— Start of Records shown —
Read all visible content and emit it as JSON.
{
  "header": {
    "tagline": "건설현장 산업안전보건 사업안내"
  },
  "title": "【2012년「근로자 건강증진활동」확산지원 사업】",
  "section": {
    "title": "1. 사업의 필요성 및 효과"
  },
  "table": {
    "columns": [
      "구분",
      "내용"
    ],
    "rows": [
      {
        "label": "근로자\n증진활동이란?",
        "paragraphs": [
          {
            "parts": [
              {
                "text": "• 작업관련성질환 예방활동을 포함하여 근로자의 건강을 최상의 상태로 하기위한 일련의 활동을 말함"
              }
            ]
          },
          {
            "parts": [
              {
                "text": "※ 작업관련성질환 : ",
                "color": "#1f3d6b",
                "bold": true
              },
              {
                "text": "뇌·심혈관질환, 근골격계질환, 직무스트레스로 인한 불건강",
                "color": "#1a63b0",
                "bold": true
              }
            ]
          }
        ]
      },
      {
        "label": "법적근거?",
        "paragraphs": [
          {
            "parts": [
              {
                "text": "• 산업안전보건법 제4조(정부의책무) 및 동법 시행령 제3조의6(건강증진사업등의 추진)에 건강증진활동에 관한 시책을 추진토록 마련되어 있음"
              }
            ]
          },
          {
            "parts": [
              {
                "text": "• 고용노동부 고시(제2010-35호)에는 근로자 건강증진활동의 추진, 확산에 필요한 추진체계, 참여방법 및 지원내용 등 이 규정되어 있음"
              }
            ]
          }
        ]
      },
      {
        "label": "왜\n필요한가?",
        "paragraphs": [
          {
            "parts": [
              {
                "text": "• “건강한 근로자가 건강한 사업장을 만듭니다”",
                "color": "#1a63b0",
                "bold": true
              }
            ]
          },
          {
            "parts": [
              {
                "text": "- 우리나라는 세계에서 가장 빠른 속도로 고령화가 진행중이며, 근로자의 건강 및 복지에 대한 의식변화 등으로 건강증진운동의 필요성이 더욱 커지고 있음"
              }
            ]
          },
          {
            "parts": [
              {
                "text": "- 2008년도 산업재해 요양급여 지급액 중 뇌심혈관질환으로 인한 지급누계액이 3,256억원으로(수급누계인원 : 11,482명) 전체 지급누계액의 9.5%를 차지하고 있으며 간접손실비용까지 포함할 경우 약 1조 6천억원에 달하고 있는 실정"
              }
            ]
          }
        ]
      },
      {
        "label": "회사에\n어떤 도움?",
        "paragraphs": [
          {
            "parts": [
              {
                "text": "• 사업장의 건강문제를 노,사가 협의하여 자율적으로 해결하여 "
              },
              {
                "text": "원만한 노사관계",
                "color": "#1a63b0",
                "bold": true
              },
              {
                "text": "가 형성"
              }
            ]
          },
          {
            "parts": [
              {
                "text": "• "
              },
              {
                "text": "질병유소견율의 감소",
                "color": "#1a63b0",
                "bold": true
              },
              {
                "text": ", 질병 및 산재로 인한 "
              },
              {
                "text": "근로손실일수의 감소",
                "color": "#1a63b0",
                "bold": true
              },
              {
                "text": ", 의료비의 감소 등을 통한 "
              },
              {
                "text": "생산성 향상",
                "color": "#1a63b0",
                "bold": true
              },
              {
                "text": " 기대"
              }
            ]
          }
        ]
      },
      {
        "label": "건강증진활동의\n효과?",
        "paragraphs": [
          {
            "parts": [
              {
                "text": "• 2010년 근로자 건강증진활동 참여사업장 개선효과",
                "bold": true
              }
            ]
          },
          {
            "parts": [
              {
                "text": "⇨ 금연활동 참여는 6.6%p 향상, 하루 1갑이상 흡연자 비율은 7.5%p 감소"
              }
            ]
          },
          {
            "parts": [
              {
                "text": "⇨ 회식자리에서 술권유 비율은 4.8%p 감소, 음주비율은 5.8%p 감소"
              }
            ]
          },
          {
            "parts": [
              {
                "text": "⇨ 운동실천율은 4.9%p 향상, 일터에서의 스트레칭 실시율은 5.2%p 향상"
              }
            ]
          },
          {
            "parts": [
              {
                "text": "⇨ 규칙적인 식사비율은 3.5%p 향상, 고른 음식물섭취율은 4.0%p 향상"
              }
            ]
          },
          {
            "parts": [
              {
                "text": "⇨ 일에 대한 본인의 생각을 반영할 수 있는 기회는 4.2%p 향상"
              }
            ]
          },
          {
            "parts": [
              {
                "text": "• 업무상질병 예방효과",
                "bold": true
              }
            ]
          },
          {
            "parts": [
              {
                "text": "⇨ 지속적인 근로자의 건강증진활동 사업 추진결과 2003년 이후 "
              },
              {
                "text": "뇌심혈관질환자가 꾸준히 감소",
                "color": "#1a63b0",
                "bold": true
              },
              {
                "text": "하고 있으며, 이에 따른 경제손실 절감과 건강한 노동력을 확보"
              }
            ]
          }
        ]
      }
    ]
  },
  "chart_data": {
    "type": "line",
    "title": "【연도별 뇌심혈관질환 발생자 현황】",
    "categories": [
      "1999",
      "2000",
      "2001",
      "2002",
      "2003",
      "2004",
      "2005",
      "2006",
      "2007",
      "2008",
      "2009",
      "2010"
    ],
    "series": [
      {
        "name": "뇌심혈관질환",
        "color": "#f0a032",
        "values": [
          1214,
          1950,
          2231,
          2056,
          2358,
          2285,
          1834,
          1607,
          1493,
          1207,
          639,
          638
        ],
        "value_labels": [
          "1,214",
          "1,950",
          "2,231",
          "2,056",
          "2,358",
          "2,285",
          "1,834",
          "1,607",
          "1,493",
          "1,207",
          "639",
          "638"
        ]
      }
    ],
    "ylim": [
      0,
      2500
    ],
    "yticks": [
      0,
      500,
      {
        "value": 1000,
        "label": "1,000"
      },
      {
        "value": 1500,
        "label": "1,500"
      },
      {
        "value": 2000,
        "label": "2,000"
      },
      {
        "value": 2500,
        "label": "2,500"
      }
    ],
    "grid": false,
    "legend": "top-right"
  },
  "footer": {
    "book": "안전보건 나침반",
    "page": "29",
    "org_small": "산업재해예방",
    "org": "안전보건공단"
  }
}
— End of Records shown —
Your goal: From the listing above, copy out each line where the word "건강증진활동의" appears.

Final result:
                "text": "• 고용노동부 고시(제2010-35호)에는 근로자 건강증진활동의 추진, 확산에 필요한 추진체계, 참여방법 및 지원내용 등 이 규정되어 있음"
        "label": "건강증진활동의\n효과?",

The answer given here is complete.